Stated goal -
Return the whole listing, keeping every character the same.

Information provided -
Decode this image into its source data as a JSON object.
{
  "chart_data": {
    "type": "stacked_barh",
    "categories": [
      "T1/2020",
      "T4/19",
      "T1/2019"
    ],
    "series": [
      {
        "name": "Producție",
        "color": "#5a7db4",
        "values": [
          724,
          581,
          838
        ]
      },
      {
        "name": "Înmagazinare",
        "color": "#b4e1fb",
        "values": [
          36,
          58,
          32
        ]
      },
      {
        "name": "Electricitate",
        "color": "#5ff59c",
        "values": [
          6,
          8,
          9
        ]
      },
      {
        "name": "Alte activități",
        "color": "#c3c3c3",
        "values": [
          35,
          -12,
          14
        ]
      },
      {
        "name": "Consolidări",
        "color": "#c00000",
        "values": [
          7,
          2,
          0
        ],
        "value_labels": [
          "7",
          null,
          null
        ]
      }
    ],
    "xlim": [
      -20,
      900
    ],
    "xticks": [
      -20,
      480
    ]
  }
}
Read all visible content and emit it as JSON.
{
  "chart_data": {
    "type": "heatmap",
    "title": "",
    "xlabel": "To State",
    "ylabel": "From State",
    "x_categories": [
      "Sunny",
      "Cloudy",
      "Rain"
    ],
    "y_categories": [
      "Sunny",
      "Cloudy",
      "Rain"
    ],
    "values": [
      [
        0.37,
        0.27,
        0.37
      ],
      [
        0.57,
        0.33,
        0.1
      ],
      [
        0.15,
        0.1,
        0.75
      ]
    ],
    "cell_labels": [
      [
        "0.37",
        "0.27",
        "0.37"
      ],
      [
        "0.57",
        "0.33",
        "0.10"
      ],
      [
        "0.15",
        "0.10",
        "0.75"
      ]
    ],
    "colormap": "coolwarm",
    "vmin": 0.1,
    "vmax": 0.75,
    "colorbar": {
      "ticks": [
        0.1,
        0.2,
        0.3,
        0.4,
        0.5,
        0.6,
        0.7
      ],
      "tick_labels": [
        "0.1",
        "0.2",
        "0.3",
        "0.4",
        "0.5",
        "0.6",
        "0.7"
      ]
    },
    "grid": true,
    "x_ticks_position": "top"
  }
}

Answer to this problem -
Decode this image into its source data as a JSON object.
{
  "chart_data": {
    "type": "stacked_barh",
    "categories": [
      "T1/2020",
      "T4/19",
      "T1/2019"
    ],
    "series": [
      {
        "name": "Producție",
        "color": "#5a7db4",
        "values": [
          724,
          581,
          838
        ]
      },
      {
        "name": "Înmagazinare",
        "color": "#b4e1fb",
        "values": [
          36,
          58,
          32
        ]
      },
      {
        "name": "Electricitate",
        "color": "#5ff59c",
        "values": [
          6,
          8,
          9
        ]
      },
      {
        "name": "Alte activități",
        "color": "#c3c3c3",
        "values": [
          35,
          -12,
          14
        ]
      },
      {
        "name": "Consolidări",
        "color": "#c00000",
        "values": [
          7,
          2,
          0
        ],
        "value_labels": [
          "7",
          null,
          null
        ]
      }
    ],
    "xlim": [
      -20,
      900
    ],
    "xticks": [
      -20,
      480
    ]
  }
}
Read all visible content and emit it as JSON.
{
  "chart_data": {
    "type": "heatmap",
    "title": "",
    "xlabel": "To State",
    "ylabel": "From State",
    "x_categories": [
      "Sunny",
      "Cloudy",
      "Rain"
    ],
    "y_categories": [
      "Sunny",
      "Cloudy",
      "Rain"
    ],
    "values": [
      [
        0.37,
        0.27,
        0.37
      ],
      [
        0.57,
        0.33,
        0.1
      ],
      [
        0.15,
        0.1,
        0.75
      ]
    ],
    "cell_labels": [
      [
        "0.37",
        "0.27",
        "0.37"
      ],
      [
        "0.57",
        "0.33",
        "0.10"
      ],
      [
        "0.15",
        "0.10",
        "0.75"
      ]
    ],
    "colormap": "coolwarm",
    "vmin": 0.1,
    "vmax": 0.75,
    "colorbar": {
      "ticks": [
        0.1,
        0.2,
        0.3,
        0.4,
        0.5,
        0.6,
        0.7
      ],
      "tick_labels": [
        "0.1",
        "0.2",
        "0.3",
        "0.4",
        "0.5",
        "0.6",
        "0.7"
      ]
    },
    "grid": true,
    "x_ticks_position": "top"
  }
}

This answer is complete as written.